Stored dataset items
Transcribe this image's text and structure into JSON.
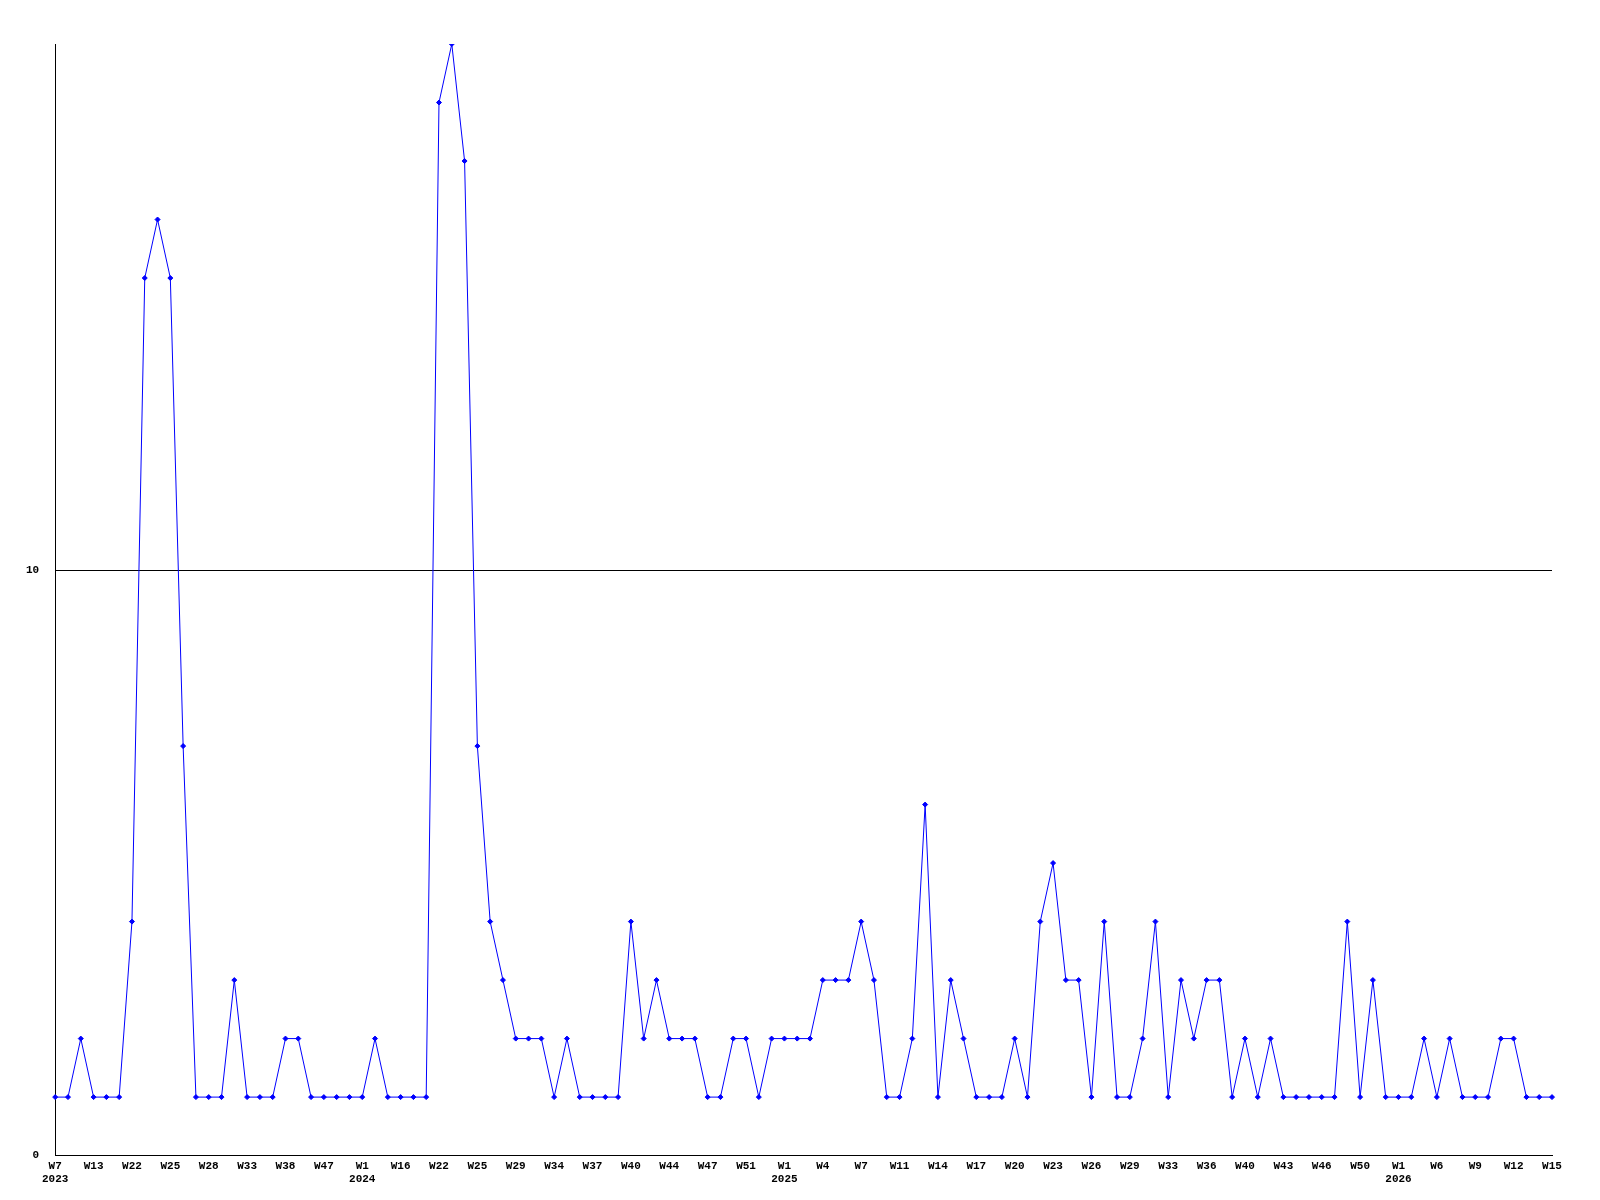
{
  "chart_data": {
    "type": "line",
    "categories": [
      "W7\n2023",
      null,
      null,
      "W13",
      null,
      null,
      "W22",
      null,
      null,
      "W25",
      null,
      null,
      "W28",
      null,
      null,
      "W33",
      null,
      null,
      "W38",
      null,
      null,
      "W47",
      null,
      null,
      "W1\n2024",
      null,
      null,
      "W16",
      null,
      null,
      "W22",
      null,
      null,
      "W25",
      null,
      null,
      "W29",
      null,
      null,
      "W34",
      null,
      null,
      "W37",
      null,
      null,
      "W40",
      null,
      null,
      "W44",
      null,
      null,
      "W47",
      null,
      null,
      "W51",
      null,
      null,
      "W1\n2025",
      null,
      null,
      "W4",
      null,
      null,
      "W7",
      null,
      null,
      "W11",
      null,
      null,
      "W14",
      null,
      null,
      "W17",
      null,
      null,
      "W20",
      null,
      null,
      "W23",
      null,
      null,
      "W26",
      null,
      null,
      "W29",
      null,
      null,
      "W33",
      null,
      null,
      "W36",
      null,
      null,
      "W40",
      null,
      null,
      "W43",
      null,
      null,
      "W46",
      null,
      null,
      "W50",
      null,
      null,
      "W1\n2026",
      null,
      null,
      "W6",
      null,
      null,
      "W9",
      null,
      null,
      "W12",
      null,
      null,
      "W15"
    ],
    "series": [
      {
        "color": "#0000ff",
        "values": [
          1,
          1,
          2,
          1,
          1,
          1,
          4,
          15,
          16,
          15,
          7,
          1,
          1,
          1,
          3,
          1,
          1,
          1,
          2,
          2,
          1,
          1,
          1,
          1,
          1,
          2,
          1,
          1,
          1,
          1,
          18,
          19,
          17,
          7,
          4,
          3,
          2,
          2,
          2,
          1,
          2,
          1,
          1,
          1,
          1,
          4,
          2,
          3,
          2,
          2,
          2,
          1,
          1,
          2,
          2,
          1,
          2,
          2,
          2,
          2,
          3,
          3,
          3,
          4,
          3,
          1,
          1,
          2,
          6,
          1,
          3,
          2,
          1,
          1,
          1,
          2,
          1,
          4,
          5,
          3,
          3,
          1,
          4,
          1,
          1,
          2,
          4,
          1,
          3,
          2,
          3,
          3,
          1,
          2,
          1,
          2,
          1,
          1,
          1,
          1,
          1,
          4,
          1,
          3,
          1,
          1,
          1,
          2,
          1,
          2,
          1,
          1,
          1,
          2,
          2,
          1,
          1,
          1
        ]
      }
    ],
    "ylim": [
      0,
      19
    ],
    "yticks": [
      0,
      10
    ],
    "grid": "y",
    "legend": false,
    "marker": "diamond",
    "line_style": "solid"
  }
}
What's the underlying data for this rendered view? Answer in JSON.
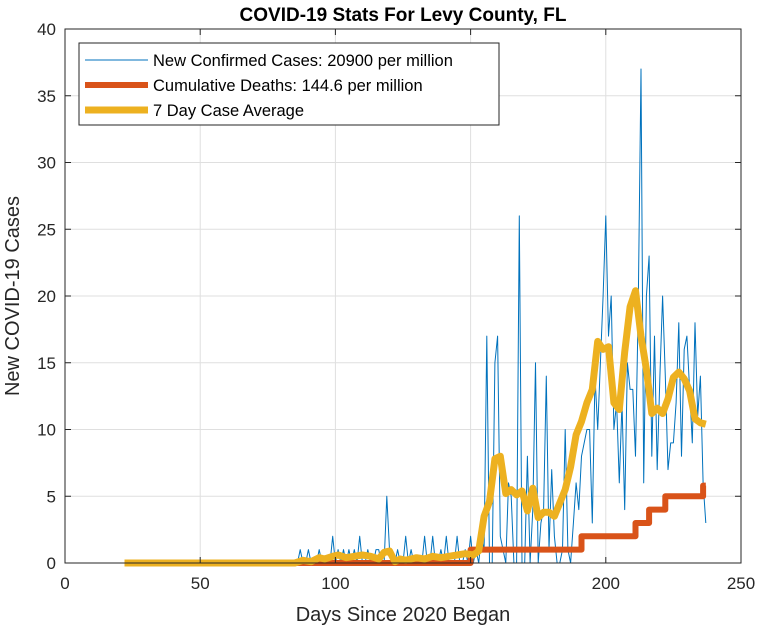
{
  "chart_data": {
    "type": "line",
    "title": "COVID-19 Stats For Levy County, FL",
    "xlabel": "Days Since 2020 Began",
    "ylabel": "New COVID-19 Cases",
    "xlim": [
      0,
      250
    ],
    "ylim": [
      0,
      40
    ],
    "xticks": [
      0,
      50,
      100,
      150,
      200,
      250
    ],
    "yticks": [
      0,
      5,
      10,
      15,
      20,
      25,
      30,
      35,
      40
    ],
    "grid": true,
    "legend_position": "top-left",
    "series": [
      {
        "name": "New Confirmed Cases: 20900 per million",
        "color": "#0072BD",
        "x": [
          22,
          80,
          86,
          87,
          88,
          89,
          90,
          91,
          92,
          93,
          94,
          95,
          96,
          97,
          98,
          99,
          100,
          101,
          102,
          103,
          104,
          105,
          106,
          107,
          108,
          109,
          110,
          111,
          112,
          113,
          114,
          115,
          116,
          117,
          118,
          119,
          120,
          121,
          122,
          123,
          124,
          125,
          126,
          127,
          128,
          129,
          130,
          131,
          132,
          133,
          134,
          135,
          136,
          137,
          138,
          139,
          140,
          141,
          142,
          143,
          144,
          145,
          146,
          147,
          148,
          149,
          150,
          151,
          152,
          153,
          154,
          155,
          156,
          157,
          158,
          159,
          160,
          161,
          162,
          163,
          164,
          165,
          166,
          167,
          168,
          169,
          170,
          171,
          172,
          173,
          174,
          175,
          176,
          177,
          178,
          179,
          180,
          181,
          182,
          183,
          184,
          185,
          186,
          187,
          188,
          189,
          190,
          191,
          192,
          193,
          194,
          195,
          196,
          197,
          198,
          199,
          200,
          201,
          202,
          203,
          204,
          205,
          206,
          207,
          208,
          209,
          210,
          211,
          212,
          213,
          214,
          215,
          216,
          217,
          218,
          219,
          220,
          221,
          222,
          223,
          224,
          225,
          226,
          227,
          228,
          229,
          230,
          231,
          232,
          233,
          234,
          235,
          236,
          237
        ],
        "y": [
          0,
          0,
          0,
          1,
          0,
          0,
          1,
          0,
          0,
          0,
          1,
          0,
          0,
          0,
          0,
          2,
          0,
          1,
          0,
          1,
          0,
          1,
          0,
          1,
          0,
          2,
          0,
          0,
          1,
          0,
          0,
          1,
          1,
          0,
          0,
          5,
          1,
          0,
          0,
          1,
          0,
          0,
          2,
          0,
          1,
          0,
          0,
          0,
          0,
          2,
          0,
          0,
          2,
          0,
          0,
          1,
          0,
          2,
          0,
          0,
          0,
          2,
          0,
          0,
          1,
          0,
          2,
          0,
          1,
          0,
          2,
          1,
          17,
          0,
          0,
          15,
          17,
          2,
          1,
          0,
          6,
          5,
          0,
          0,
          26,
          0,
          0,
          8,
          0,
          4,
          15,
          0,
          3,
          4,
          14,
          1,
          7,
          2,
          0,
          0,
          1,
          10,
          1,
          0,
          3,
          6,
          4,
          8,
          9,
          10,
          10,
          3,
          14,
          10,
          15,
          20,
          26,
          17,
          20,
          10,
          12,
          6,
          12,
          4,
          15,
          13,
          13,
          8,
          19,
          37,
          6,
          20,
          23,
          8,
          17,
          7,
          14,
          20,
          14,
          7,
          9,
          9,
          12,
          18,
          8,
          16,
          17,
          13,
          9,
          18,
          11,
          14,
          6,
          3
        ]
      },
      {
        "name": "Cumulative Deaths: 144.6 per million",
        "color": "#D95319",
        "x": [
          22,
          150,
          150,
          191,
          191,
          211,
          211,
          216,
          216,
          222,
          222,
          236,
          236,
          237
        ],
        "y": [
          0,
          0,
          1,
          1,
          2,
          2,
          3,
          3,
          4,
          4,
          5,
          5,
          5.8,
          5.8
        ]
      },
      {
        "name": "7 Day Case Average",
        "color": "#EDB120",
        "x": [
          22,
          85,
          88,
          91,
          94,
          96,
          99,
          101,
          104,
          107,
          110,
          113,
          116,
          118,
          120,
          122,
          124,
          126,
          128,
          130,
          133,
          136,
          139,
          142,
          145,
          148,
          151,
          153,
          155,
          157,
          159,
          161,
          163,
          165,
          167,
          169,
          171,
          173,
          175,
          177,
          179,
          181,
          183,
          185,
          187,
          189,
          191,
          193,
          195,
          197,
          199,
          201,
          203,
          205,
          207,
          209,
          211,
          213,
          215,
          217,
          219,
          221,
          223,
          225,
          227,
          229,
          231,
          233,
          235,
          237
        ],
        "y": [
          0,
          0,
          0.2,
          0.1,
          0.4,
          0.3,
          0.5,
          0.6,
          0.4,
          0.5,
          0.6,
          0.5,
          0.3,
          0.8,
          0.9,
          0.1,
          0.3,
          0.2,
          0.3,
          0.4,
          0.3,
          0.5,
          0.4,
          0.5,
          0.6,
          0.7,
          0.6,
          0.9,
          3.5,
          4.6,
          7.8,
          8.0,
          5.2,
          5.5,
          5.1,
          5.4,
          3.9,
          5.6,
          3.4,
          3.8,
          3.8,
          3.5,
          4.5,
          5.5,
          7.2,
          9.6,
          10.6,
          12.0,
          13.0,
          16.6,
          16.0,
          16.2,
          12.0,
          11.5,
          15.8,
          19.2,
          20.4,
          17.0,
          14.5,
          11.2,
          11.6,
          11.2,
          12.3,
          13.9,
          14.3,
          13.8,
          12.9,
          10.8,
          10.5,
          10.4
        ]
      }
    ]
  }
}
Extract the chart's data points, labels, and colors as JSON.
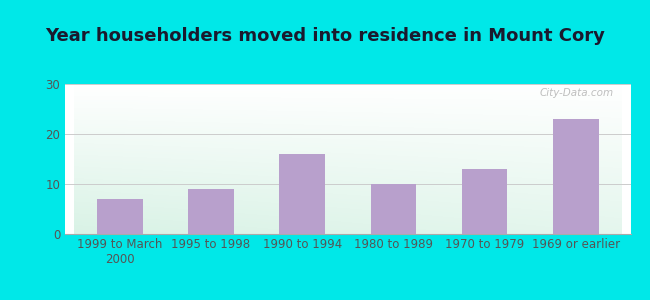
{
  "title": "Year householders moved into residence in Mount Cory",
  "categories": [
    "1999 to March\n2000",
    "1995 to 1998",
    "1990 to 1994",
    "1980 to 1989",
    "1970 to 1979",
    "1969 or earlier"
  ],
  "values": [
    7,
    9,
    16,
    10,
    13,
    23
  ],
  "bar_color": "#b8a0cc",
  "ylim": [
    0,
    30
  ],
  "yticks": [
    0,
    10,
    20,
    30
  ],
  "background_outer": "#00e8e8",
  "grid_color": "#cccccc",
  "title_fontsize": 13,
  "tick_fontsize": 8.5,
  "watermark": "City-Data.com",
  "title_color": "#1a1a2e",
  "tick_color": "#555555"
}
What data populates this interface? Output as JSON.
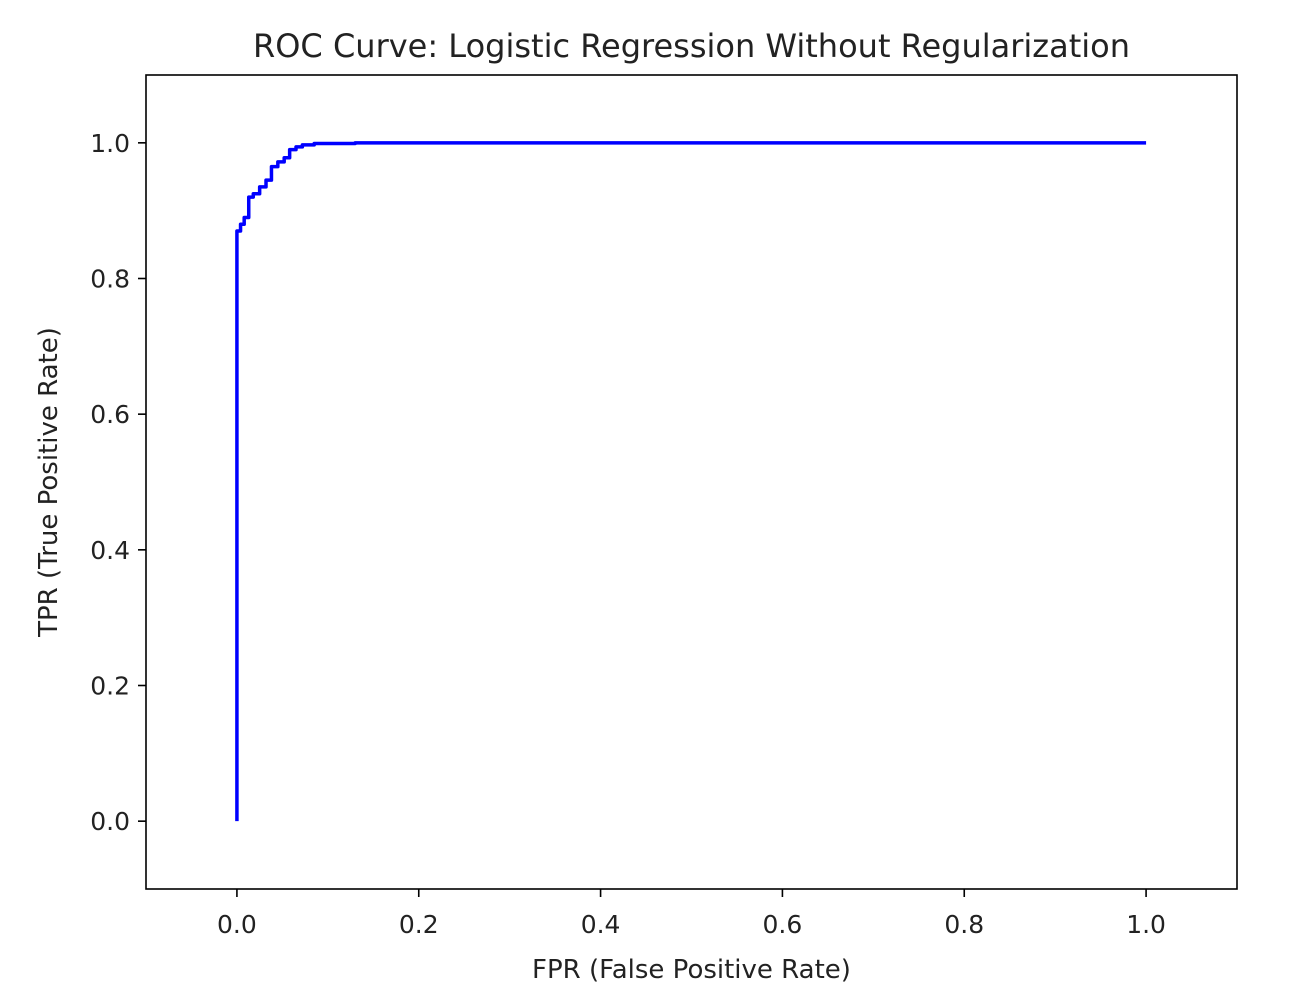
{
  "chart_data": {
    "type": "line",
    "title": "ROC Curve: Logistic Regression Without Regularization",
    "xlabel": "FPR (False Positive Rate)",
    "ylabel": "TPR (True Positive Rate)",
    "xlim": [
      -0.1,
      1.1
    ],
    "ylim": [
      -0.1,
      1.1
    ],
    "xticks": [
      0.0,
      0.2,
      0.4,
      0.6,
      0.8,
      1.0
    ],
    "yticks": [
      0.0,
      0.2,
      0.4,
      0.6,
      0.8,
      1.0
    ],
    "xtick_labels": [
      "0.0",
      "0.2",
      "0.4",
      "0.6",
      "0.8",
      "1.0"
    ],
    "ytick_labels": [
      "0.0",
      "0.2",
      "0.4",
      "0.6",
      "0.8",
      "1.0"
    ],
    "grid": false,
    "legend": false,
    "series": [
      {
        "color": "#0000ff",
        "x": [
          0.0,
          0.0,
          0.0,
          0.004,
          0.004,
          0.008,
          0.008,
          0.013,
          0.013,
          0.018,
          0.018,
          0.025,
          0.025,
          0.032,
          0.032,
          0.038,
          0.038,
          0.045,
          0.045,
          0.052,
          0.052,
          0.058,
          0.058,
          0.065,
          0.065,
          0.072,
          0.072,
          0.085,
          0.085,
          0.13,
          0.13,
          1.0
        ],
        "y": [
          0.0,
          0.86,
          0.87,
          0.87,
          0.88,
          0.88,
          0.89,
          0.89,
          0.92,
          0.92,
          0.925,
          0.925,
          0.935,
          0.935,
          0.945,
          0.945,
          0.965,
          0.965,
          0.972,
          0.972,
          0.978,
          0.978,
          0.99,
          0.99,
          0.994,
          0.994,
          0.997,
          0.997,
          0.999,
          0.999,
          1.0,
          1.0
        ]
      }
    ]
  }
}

What you have to do:
No pictures belong in the copy; quote exactly the lines from the line containing "What data populates" through the final line of the material, both ends included.

Answer for the task:
What data populates this interface? Output as JSON.
{
  "chart_data": {
    "type": "line",
    "title": "ROC Curve: Logistic Regression Without Regularization",
    "xlabel": "FPR (False Positive Rate)",
    "ylabel": "TPR (True Positive Rate)",
    "xlim": [
      -0.1,
      1.1
    ],
    "ylim": [
      -0.1,
      1.1
    ],
    "xticks": [
      0.0,
      0.2,
      0.4,
      0.6,
      0.8,
      1.0
    ],
    "yticks": [
      0.0,
      0.2,
      0.4,
      0.6,
      0.8,
      1.0
    ],
    "xtick_labels": [
      "0.0",
      "0.2",
      "0.4",
      "0.6",
      "0.8",
      "1.0"
    ],
    "ytick_labels": [
      "0.0",
      "0.2",
      "0.4",
      "0.6",
      "0.8",
      "1.0"
    ],
    "grid": false,
    "legend": false,
    "series": [
      {
        "color": "#0000ff",
        "x": [
          0.0,
          0.0,
          0.0,
          0.004,
          0.004,
          0.008,
          0.008,
          0.013,
          0.013,
          0.018,
          0.018,
          0.025,
          0.025,
          0.032,
          0.032,
          0.038,
          0.038,
          0.045,
          0.045,
          0.052,
          0.052,
          0.058,
          0.058,
          0.065,
          0.065,
          0.072,
          0.072,
          0.085,
          0.085,
          0.13,
          0.13,
          1.0
        ],
        "y": [
          0.0,
          0.86,
          0.87,
          0.87,
          0.88,
          0.88,
          0.89,
          0.89,
          0.92,
          0.92,
          0.925,
          0.925,
          0.935,
          0.935,
          0.945,
          0.945,
          0.965,
          0.965,
          0.972,
          0.972,
          0.978,
          0.978,
          0.99,
          0.99,
          0.994,
          0.994,
          0.997,
          0.997,
          0.999,
          0.999,
          1.0,
          1.0
        ]
      }
    ]
  }
}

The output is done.